[WHAT YOU SHOULD DO] Output the items below as a JSON list of strings with one string per line, omitting blank lines. Start with the first line of the items and stop after the line that contains "x-tick-label: TRAIL/TRAILR1/FADD [685,348,699,473]", including that line.

[GIVEN DATA]

• • • • • • •

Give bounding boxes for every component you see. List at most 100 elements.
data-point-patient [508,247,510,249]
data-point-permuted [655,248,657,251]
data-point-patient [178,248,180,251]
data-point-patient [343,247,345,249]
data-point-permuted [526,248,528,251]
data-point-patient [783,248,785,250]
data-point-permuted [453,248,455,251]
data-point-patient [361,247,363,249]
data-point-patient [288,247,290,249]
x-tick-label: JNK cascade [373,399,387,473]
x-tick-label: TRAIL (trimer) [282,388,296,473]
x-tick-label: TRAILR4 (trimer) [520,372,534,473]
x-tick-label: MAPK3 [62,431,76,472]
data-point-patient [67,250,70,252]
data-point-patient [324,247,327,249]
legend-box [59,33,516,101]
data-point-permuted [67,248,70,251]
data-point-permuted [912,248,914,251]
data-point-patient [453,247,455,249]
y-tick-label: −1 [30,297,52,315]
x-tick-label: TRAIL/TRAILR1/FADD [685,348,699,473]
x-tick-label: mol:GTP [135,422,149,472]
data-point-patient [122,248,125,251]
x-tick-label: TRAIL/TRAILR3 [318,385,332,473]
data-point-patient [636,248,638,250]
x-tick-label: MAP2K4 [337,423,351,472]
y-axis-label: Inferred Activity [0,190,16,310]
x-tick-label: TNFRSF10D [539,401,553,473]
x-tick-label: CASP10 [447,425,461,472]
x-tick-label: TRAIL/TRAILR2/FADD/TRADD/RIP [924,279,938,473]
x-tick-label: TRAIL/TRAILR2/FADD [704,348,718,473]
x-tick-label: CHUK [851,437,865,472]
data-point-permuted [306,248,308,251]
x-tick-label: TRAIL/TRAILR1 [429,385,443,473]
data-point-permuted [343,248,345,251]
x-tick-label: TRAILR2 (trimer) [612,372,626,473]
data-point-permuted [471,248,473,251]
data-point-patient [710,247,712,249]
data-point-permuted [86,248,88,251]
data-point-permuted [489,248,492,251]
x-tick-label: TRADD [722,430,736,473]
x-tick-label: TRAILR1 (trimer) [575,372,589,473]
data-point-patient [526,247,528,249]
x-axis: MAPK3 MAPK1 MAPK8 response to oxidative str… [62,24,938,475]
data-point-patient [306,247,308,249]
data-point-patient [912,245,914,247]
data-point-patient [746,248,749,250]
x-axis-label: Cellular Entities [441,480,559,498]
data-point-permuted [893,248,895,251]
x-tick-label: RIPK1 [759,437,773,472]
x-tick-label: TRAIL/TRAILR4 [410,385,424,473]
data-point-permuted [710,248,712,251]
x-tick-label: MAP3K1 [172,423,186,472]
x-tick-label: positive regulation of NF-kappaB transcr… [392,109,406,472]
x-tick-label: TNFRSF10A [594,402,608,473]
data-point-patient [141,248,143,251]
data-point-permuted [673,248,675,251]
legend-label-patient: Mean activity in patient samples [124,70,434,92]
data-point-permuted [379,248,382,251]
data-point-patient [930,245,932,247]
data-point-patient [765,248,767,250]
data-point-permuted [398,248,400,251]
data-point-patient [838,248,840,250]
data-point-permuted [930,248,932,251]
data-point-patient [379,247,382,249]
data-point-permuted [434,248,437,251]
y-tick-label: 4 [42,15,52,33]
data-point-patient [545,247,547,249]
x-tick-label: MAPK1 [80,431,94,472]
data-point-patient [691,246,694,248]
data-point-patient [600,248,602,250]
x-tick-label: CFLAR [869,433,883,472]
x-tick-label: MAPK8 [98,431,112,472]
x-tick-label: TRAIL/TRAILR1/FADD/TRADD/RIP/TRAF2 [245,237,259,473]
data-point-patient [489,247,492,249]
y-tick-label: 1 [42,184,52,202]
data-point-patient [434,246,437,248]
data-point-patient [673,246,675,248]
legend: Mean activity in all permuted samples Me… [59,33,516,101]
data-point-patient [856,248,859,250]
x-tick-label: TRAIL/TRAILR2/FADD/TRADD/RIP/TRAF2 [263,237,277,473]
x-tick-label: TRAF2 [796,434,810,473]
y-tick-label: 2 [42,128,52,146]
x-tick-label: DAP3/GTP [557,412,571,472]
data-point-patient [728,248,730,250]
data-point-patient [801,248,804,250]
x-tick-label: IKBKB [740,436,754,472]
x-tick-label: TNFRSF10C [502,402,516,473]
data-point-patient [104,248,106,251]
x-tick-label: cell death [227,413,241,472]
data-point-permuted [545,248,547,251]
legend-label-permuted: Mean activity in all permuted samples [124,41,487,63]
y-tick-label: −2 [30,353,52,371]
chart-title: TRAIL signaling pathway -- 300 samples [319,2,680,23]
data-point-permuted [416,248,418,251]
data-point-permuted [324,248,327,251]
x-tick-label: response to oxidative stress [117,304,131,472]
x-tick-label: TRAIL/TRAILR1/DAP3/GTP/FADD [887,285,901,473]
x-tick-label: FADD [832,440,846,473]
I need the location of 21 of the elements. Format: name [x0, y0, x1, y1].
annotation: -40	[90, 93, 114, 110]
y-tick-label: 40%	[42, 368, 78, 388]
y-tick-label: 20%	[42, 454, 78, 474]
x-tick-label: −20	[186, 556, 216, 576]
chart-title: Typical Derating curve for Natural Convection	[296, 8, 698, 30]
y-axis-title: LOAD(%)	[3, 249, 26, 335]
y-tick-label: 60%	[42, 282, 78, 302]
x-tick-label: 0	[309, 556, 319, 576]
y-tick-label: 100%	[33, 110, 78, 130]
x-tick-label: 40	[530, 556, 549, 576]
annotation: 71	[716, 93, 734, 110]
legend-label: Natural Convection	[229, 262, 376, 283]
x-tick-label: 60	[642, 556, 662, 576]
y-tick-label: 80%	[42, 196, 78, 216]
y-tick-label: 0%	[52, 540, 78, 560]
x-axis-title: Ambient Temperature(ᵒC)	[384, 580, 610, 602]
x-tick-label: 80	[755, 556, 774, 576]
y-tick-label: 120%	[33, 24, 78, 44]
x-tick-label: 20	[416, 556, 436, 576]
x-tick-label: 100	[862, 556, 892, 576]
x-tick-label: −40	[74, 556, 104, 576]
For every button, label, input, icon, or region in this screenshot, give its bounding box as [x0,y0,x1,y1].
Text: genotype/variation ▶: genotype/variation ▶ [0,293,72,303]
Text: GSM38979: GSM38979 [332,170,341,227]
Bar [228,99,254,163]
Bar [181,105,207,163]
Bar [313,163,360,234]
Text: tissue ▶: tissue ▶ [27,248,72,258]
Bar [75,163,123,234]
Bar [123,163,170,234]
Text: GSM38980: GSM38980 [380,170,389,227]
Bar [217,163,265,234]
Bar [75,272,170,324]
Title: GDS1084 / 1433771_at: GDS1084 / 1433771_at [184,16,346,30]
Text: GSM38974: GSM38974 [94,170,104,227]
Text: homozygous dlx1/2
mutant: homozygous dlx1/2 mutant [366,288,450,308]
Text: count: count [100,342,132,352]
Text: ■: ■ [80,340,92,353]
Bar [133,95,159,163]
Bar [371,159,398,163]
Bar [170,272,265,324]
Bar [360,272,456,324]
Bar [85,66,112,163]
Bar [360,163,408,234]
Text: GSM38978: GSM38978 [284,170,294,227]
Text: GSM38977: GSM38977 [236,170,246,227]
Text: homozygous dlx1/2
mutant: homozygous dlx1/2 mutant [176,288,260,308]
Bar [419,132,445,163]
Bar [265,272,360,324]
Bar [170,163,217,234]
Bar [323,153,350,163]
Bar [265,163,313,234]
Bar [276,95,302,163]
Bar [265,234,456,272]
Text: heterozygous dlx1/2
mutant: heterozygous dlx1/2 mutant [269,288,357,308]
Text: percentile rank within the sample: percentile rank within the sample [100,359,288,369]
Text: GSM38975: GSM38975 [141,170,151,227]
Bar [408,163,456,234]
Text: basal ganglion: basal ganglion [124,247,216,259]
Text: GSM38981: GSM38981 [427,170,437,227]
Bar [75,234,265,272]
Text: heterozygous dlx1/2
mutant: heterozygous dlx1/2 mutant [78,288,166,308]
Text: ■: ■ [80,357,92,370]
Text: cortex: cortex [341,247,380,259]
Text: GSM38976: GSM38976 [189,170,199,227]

• • • • • • •

[SOLUTION TO THIS PROBLEM]
[
  "Give bounding boxes for every component you see. List at most 100 elements.",
  "data-point-patient [508,247,510,249]",
  "data-point-permuted [655,248,657,251]",
  "data-point-patient [178,248,180,251]",
  "data-point-patient [343,247,345,249]",
  "data-point-permuted [526,248,528,251]",
  "data-point-patient [783,248,785,250]",
  "data-point-permuted [453,248,455,251]",
  "data-point-patient [361,247,363,249]",
  "data-point-patient [288,247,290,249]",
  "x-tick-label: JNK cascade [373,399,387,473]",
  "x-tick-label: TRAIL (trimer) [282,388,296,473]",
  "x-tick-label: TRAILR4 (trimer) [520,372,534,473]",
  "x-tick-label: MAPK3 [62,431,76,472]",
  "data-point-patient [67,250,70,252]",
  "data-point-patient [324,247,327,249]",
  "legend-box [59,33,516,101]",
  "data-point-permuted [67,248,70,251]",
  "data-point-permuted [912,248,914,251]",
  "data-point-patient [453,247,455,249]",
  "y-tick-label: −1 [30,297,52,315]",
  "x-tick-label: TRAIL/TRAILR1/FADD [685,348,699,473]"
]